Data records

— Begin —

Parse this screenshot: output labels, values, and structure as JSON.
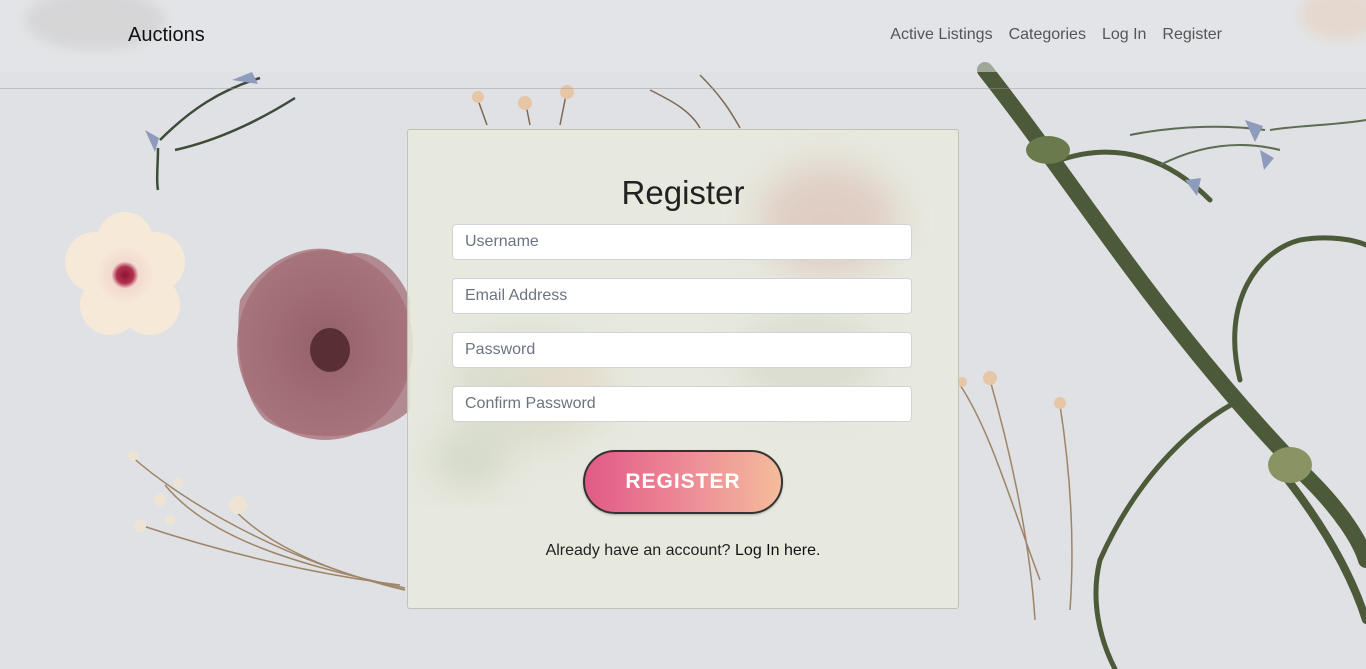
{
  "navbar": {
    "brand": "Auctions",
    "links": [
      {
        "label": "Active Listings"
      },
      {
        "label": "Categories"
      },
      {
        "label": "Log In"
      },
      {
        "label": "Register"
      }
    ]
  },
  "form": {
    "title": "Register",
    "fields": [
      {
        "placeholder": "Username",
        "value": ""
      },
      {
        "placeholder": "Email Address",
        "value": ""
      },
      {
        "placeholder": "Password",
        "value": ""
      },
      {
        "placeholder": "Confirm Password",
        "value": ""
      }
    ],
    "submit_label": "REGISTER",
    "footer_prompt": "Already have an account?",
    "login_link": "Log In here."
  },
  "colors": {
    "button_gradient_start": "#e15a86",
    "button_gradient_end": "#f4bc9b",
    "card_background": "#e8eade",
    "page_background": "#dfe1e4"
  }
}
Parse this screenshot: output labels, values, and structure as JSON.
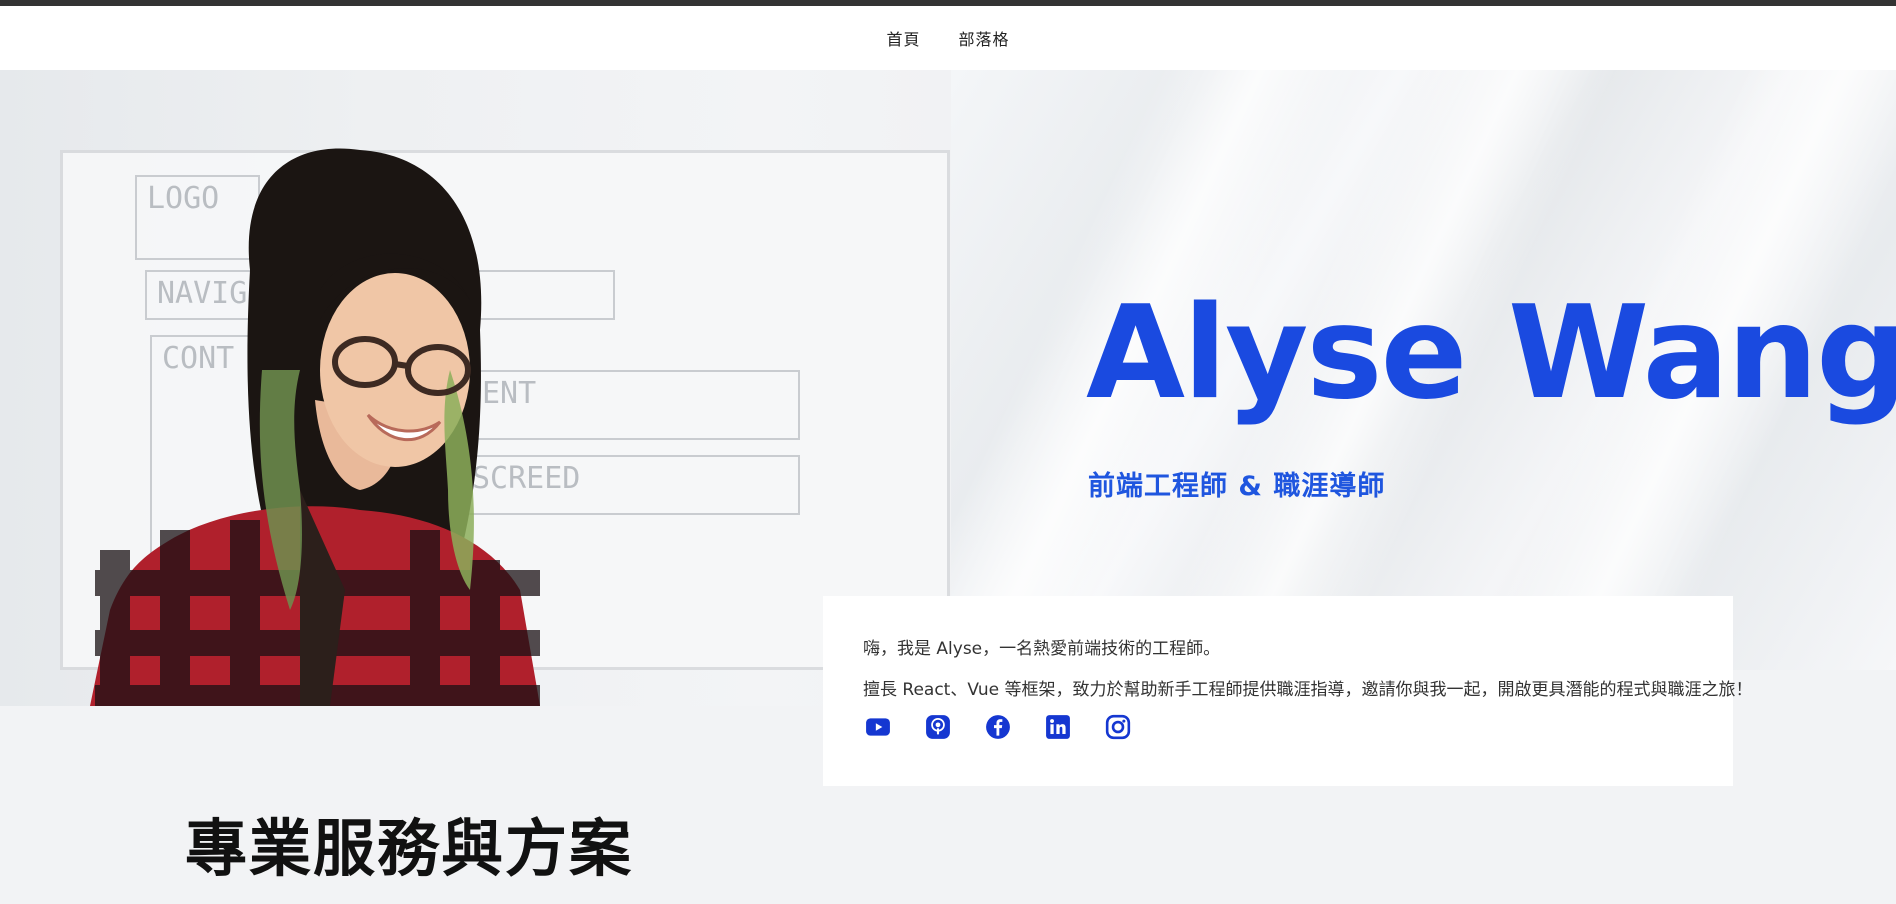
{
  "nav": {
    "items": [
      {
        "label": "首頁"
      },
      {
        "label": "部落格"
      }
    ]
  },
  "hero": {
    "name": "Alyse Wang",
    "subtitle": "前端工程師 & 職涯導師",
    "board_text": [
      "LOGO",
      "NAVIG",
      "CONT",
      "ENT",
      "SCREED"
    ]
  },
  "intro": {
    "line1": "嗨，我是 Alyse，一名熱愛前端技術的工程師。",
    "line2": "擅長 React、Vue 等框架，致力於幫助新手工程師提供職涯指導，邀請你與我一起，開啟更具潛能的程式與職涯之旅！"
  },
  "social": {
    "color": "#1537d1",
    "icons": [
      "youtube-icon",
      "podcast-icon",
      "facebook-icon",
      "linkedin-icon",
      "instagram-icon"
    ]
  },
  "section": {
    "title": "專業服務與方案"
  },
  "colors": {
    "accent": "#1a4ae0",
    "topbar": "#333333",
    "background": "#f2f3f5"
  }
}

— End —

[What the task requires]: List every line above that holds the word "placeholder".

[Finished task]:
        "placeholder": "Username",
        "placeholder": "Email Address",
        "placeholder": "Password",
        "placeholder": "Confirm Password",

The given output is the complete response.